>> Begin Entries shown

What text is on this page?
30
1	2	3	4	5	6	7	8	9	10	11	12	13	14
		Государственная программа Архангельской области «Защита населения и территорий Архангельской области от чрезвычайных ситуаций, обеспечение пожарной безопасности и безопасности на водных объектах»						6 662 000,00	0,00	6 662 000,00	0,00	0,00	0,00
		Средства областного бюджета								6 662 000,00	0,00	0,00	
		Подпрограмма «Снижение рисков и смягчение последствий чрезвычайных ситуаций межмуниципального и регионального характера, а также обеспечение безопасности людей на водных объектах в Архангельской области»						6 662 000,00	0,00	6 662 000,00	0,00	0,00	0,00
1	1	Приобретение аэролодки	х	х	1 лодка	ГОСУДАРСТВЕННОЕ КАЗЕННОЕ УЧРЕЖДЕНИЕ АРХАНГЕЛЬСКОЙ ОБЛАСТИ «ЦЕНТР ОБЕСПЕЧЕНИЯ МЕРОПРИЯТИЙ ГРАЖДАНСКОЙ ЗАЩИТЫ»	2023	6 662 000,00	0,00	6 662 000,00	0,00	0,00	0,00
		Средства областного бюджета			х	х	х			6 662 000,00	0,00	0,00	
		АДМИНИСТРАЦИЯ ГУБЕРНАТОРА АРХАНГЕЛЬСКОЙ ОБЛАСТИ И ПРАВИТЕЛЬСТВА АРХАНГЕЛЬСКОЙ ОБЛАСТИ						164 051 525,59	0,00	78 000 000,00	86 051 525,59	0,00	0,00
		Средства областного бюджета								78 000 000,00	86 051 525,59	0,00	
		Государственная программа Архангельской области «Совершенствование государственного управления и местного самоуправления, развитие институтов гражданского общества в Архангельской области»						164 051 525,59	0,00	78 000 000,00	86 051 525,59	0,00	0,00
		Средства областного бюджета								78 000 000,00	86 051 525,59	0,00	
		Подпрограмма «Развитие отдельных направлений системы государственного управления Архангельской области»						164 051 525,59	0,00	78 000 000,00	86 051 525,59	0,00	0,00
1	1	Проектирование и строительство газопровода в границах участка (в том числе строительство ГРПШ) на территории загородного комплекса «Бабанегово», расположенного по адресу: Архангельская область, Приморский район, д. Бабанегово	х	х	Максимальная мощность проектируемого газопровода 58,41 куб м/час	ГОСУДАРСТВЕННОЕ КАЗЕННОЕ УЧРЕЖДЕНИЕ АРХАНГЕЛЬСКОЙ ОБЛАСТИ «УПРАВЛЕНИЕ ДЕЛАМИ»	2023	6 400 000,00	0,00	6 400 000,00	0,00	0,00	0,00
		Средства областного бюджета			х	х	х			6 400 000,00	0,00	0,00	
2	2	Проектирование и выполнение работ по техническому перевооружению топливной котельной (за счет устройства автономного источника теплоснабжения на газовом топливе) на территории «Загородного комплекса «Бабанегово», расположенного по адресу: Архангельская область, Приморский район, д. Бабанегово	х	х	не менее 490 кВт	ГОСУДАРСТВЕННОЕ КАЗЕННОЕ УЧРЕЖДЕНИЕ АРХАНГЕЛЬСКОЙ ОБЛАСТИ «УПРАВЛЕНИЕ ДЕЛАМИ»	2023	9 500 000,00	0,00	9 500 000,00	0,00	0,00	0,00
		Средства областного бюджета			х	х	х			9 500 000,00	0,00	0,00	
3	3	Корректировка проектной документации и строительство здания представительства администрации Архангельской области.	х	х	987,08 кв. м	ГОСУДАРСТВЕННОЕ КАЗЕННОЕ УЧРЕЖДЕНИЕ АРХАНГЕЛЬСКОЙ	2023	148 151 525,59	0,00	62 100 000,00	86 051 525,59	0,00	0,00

>> End Entries shown

Requirements: Count every line in the preceding entries where the string "областного" appears, then state only the total.

Response to the task: 6